EXERCISE DETAILS: In the records below, count every line containing "TradingView". Reply with the number only.
· · · · · · ·
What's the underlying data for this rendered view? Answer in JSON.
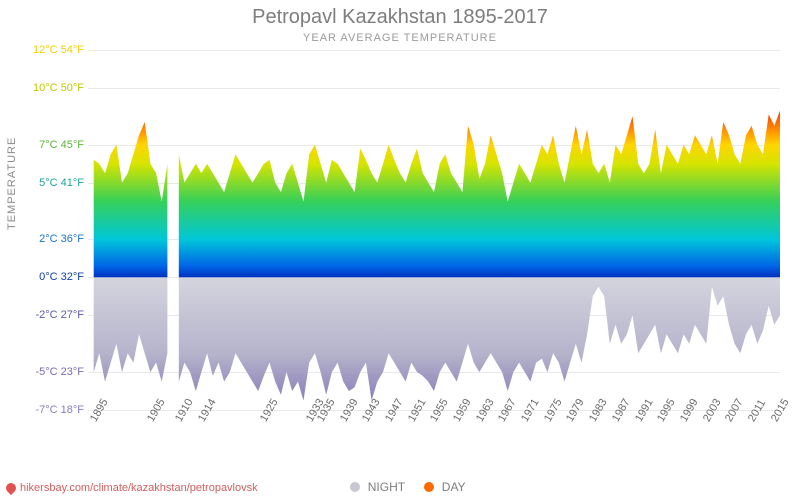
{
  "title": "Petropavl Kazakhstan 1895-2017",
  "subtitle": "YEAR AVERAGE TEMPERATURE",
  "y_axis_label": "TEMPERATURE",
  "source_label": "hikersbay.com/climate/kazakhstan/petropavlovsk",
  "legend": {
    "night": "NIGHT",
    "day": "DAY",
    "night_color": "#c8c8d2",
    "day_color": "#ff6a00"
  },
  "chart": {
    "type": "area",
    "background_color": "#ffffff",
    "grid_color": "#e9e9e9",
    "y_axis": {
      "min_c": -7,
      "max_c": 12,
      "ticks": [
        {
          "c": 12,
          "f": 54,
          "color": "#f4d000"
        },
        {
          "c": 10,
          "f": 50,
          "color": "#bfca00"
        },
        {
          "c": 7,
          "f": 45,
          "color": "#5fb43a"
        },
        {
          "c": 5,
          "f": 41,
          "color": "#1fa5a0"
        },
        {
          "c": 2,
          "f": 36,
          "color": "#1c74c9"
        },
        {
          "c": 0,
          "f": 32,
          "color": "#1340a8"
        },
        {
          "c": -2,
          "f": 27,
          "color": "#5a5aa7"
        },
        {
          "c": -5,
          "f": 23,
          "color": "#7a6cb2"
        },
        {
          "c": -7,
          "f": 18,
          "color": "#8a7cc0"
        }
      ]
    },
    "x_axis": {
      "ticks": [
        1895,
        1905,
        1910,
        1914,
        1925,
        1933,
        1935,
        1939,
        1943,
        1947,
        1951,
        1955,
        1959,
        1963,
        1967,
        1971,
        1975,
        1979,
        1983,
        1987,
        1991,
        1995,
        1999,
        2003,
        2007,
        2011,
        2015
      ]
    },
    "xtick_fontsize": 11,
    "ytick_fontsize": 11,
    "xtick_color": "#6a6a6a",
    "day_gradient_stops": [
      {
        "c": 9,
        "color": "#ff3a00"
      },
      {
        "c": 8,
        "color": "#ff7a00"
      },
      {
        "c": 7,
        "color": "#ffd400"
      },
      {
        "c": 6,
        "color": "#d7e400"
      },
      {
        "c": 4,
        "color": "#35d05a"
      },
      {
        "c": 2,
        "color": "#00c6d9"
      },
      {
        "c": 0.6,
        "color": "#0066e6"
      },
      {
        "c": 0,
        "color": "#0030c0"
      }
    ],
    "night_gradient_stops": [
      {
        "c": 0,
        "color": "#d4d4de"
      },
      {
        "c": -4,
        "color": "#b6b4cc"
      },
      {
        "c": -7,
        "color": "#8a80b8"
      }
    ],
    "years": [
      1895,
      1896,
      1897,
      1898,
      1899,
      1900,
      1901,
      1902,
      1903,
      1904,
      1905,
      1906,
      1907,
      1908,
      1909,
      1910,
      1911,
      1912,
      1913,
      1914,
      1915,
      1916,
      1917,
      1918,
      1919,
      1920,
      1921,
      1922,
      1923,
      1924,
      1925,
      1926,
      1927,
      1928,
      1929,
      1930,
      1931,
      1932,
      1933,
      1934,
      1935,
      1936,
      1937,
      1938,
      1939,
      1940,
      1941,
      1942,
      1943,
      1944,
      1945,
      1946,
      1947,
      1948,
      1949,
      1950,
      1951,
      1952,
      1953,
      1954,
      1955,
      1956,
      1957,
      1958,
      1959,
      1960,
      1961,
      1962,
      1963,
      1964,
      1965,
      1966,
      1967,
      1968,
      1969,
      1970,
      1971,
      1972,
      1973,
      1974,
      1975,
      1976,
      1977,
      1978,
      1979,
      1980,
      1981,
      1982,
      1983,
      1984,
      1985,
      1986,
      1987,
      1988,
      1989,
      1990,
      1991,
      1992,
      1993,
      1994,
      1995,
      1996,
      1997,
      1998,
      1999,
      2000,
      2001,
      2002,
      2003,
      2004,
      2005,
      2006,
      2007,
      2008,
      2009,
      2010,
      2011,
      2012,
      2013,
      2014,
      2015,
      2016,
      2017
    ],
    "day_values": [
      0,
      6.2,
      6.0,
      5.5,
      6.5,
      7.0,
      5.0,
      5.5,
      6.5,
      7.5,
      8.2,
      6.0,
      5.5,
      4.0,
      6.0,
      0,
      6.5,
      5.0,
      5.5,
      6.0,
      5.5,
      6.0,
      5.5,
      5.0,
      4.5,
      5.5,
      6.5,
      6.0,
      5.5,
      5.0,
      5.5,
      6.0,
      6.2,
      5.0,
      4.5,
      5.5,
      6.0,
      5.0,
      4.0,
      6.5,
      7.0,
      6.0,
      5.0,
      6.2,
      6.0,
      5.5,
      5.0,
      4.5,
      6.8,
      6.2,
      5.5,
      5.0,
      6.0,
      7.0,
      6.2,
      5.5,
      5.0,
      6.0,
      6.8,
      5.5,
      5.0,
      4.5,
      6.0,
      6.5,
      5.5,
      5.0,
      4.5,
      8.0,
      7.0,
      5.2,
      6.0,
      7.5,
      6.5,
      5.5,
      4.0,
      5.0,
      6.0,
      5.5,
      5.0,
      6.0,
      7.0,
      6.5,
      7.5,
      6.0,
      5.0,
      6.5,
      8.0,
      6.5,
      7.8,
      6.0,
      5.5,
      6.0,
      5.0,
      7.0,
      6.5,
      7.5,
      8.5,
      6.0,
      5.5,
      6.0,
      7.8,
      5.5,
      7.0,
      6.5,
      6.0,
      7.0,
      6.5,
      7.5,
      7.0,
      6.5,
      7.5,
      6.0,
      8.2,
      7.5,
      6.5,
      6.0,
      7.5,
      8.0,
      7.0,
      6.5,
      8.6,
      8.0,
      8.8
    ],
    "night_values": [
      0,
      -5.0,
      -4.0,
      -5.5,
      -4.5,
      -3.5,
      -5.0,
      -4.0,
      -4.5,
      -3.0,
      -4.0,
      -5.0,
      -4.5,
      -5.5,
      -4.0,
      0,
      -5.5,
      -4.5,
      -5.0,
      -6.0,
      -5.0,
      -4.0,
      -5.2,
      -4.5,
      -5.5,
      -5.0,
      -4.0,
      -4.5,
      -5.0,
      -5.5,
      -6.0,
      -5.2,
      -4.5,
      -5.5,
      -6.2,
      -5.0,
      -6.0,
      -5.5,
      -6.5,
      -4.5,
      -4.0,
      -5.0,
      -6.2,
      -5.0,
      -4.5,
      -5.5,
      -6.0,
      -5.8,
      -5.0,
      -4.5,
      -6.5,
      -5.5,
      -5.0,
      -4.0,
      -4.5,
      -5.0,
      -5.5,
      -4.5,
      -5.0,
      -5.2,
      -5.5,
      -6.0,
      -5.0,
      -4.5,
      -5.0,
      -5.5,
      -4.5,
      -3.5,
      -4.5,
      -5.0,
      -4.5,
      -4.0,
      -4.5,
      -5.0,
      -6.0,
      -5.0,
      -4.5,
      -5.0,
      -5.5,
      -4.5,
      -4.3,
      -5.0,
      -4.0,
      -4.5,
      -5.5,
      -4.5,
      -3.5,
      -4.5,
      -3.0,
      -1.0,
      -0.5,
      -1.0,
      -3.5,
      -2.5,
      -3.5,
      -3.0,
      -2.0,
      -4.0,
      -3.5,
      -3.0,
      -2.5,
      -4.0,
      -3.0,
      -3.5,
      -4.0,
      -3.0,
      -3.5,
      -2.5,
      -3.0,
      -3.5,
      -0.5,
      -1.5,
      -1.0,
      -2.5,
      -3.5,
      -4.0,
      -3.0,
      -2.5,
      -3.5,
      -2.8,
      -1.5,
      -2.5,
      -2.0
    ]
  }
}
· · · · · · ·
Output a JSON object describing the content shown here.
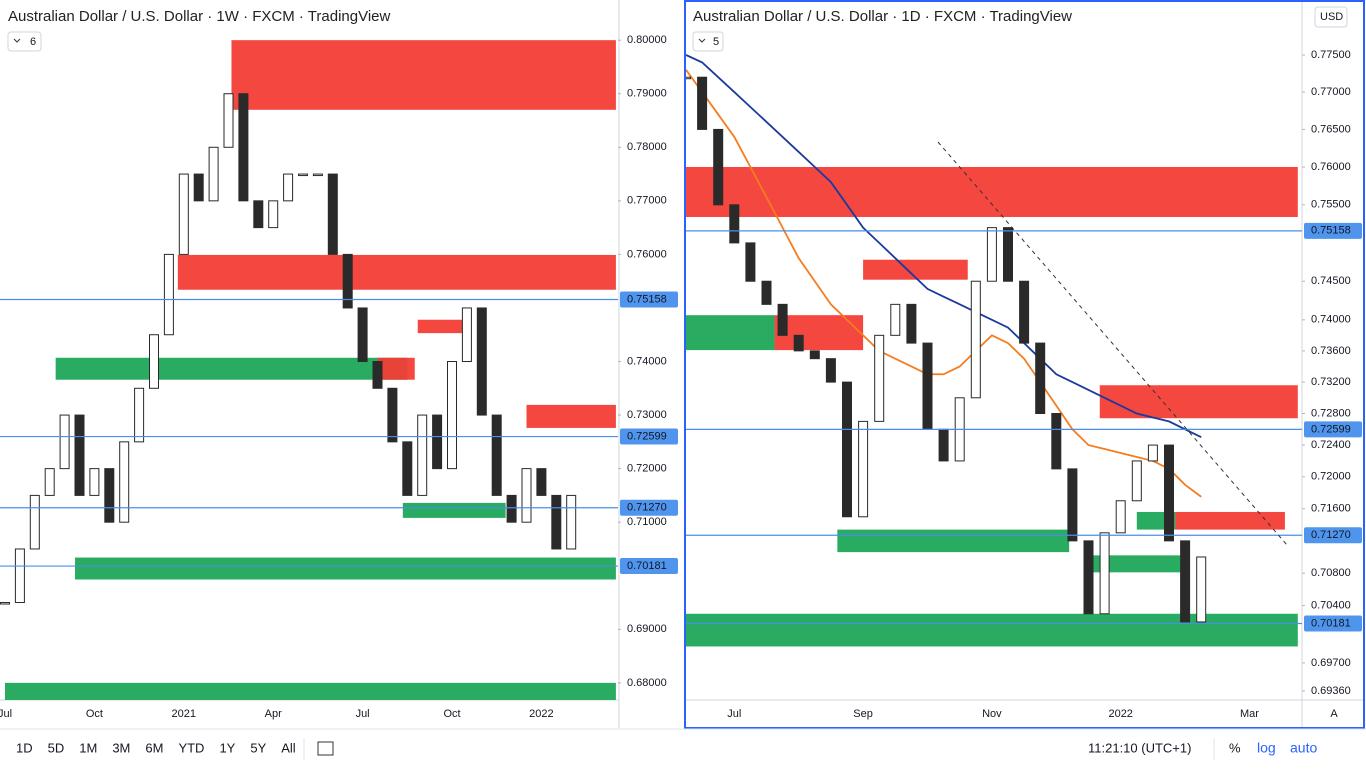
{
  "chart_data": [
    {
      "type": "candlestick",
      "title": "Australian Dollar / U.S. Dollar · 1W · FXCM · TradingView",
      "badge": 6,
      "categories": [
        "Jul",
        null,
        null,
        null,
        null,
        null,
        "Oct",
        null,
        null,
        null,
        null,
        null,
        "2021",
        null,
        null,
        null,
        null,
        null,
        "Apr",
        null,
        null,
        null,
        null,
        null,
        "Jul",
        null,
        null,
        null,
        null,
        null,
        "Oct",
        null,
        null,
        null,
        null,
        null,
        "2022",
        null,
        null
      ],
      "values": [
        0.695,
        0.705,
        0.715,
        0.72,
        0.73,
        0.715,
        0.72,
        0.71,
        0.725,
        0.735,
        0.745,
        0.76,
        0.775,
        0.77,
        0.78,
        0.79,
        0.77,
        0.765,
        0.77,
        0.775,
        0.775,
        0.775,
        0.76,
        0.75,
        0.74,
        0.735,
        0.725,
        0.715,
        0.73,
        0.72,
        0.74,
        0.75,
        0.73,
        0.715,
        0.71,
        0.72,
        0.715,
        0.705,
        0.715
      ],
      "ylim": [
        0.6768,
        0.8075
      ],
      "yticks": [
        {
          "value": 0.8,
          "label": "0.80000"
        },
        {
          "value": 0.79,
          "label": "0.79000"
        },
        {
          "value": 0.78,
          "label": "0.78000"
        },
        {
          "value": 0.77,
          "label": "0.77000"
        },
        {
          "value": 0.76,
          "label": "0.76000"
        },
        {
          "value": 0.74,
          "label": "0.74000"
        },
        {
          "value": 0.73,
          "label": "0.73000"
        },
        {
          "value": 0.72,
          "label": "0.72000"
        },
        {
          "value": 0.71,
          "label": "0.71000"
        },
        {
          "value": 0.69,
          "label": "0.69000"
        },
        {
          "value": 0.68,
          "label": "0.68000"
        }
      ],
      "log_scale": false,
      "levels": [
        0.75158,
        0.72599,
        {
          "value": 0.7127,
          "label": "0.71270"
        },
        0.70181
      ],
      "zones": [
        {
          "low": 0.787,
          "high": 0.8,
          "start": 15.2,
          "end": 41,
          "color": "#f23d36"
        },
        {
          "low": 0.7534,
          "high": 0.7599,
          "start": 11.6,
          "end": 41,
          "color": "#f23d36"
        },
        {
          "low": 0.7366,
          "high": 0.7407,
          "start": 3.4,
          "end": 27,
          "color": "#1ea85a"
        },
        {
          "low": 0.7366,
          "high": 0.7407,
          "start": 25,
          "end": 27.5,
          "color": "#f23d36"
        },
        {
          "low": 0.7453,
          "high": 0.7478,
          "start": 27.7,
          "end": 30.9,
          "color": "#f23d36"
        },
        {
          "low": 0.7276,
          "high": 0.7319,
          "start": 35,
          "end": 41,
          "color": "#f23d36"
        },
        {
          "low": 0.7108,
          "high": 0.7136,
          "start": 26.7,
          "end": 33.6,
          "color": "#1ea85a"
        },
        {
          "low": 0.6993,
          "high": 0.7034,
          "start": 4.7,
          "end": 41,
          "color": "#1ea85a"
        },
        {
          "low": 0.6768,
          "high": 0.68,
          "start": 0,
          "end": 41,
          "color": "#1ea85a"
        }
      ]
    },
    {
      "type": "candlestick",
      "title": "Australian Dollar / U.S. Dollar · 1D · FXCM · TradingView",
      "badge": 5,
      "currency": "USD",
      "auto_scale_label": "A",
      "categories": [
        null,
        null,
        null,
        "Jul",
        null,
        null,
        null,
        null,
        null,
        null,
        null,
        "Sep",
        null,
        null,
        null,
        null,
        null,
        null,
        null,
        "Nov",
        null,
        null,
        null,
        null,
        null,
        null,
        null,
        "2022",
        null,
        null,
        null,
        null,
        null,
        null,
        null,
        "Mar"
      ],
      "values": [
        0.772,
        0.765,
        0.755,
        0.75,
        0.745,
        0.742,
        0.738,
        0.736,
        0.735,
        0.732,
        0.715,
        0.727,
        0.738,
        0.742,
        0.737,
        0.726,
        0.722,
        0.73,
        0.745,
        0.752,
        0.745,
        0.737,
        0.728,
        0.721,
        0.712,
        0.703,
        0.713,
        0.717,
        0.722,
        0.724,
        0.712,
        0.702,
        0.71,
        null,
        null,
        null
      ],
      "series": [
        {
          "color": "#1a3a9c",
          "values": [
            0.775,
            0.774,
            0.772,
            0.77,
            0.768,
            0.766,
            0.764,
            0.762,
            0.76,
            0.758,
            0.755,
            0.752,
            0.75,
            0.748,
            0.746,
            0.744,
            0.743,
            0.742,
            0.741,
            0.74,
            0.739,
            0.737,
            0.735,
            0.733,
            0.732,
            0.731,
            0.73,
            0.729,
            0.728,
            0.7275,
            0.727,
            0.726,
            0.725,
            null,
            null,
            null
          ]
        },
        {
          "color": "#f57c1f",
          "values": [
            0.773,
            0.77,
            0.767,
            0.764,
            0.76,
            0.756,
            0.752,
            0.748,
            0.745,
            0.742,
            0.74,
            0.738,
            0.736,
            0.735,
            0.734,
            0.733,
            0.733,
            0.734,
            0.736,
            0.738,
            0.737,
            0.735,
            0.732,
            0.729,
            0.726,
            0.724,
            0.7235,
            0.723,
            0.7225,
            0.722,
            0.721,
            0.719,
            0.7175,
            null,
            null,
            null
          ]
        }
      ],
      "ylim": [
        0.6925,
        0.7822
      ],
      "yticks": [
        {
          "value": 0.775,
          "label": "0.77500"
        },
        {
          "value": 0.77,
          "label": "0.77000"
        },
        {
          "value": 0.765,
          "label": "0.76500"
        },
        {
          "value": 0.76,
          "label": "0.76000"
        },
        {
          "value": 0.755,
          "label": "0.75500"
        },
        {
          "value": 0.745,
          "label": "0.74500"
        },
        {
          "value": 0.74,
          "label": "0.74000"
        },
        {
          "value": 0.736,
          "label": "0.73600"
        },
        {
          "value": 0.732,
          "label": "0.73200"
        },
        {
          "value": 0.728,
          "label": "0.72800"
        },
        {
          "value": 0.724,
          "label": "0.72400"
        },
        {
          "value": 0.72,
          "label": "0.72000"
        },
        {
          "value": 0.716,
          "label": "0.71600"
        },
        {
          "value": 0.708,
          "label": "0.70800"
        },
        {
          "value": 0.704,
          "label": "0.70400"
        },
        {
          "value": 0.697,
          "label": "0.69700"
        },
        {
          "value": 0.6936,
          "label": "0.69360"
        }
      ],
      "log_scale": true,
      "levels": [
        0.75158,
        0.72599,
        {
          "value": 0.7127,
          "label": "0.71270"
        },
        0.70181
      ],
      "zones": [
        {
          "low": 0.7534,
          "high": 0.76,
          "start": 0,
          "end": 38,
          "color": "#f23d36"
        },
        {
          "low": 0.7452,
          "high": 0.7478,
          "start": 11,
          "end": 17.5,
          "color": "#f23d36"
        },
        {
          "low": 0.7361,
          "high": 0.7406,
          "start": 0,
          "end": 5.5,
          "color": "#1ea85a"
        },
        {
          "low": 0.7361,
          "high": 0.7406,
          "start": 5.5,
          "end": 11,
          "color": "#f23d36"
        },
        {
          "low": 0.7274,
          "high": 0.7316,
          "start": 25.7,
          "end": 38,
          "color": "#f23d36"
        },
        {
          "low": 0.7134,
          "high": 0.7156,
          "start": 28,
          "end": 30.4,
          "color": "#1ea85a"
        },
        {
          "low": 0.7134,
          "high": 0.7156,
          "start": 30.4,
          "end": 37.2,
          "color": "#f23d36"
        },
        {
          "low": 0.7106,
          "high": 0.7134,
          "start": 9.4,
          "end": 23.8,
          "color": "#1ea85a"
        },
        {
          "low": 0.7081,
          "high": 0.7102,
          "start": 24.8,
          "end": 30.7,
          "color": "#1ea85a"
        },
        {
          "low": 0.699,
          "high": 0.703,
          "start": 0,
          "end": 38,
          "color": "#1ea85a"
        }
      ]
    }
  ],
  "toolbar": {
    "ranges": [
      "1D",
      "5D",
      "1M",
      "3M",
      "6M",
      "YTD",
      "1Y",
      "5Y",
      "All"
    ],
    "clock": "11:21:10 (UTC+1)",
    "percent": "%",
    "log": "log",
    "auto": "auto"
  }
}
· · · · · · ·
EXERCISE RESULT: 2